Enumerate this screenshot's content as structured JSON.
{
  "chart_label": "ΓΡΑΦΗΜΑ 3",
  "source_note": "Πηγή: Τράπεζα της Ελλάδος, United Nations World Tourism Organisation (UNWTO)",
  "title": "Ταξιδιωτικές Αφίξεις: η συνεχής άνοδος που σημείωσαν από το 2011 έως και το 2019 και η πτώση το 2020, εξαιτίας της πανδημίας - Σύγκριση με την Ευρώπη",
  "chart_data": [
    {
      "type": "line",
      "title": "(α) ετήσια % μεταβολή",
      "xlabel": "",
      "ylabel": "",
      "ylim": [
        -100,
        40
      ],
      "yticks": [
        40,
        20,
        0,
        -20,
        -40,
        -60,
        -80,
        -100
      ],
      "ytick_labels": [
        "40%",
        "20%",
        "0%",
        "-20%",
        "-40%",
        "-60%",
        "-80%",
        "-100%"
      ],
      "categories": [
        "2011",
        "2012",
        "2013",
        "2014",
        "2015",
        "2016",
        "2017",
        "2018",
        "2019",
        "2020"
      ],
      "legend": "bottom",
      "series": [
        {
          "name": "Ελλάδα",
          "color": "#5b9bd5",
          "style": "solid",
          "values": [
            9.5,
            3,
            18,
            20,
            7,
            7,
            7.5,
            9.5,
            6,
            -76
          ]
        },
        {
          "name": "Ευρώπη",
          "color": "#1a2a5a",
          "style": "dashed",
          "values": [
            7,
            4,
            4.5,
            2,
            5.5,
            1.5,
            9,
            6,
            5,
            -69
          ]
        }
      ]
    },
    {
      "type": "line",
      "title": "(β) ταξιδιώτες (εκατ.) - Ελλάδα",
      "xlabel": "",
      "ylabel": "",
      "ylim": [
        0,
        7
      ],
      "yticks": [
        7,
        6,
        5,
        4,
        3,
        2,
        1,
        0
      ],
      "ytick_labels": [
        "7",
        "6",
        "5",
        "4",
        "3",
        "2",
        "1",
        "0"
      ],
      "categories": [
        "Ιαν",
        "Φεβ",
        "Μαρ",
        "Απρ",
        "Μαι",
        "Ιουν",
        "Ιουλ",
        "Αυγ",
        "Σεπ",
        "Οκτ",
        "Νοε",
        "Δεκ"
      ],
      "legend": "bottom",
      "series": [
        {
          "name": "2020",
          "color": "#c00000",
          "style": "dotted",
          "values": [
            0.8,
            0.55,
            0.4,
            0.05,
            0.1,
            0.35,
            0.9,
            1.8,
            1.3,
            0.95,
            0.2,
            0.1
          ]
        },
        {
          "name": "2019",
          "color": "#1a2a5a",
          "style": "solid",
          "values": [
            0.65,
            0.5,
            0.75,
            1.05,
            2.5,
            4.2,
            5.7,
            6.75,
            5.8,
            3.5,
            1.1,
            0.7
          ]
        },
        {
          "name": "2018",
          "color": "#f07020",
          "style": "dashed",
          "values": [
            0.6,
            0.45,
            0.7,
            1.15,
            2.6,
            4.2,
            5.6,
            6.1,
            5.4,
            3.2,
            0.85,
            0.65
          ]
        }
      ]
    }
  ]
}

========================================

Do this: Work through the records line by line and tally those with the word "Ελλάδα". Report only the total.

Task result: 2